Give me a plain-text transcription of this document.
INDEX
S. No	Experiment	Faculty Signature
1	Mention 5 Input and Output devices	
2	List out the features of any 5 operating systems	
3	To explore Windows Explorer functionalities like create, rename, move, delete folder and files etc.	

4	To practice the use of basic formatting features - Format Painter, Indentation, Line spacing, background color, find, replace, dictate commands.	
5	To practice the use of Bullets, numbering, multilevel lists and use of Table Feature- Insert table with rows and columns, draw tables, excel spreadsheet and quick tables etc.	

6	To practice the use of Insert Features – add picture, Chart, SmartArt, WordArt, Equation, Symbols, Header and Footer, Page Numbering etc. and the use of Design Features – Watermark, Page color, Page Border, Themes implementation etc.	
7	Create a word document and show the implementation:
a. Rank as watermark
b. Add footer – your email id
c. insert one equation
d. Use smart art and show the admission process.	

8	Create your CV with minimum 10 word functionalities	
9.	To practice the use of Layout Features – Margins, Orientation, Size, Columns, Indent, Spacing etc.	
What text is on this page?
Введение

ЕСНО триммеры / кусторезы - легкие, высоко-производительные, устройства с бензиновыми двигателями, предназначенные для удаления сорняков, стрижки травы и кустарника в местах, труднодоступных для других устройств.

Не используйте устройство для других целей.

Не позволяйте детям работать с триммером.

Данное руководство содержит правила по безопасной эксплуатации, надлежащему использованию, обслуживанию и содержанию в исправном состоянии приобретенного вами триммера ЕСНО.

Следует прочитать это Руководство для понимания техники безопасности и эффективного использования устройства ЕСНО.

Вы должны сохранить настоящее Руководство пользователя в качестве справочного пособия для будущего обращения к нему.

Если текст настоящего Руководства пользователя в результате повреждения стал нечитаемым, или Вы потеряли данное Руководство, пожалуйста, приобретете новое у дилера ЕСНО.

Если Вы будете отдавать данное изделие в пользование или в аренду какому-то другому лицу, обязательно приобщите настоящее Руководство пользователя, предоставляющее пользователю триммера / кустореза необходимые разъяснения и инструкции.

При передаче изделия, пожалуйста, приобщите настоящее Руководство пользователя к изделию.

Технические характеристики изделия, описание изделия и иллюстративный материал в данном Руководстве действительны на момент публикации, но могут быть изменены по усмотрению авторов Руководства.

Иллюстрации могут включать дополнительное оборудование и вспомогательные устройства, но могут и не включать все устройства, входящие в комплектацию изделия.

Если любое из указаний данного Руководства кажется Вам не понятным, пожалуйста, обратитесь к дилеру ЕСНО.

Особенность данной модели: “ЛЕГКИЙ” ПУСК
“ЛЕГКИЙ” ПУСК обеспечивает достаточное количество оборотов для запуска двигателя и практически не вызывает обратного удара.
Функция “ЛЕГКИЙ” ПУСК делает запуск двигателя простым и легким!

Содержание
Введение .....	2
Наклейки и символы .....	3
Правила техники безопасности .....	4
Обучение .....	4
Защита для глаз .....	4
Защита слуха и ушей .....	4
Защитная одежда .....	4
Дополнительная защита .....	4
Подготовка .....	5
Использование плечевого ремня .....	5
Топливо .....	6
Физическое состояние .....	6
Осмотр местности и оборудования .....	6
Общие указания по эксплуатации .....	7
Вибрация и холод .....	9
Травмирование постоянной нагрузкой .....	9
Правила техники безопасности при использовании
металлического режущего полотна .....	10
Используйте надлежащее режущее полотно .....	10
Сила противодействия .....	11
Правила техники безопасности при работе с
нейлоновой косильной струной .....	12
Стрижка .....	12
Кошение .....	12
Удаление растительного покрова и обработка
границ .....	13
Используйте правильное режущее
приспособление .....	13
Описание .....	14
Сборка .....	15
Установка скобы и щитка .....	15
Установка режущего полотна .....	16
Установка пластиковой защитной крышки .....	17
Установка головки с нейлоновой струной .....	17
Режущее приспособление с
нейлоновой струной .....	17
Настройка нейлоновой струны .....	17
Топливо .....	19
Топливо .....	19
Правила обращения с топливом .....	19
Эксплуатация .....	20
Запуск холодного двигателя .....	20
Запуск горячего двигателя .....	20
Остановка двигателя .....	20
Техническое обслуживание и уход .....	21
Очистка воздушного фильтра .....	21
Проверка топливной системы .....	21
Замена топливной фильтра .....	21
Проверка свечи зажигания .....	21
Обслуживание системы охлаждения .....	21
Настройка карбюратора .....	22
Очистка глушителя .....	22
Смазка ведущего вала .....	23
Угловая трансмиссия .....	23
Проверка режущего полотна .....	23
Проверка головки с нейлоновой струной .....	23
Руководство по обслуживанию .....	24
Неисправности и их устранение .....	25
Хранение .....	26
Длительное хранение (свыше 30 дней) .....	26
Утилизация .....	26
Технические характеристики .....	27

__Task instructions__
Check every line of the data above for the string "Руководства", and copy those that have it.

__Full solution__
Если текст настоящего Руководства пользователя в результате повреждения стал нечитаемым, или Вы потеряли данное Руководство, пожалуйста, приобретете новое у дилера ЕСНО.
Технические характеристики изделия, описание изделия и иллюстративный материал в данном Руководстве действительны на момент публикации, но могут быть изменены по усмотрению авторов Руководства.
Если любое из указаний данного Руководства кажется Вам не понятным, пожалуйста, обратитесь к дилеру ЕСНО.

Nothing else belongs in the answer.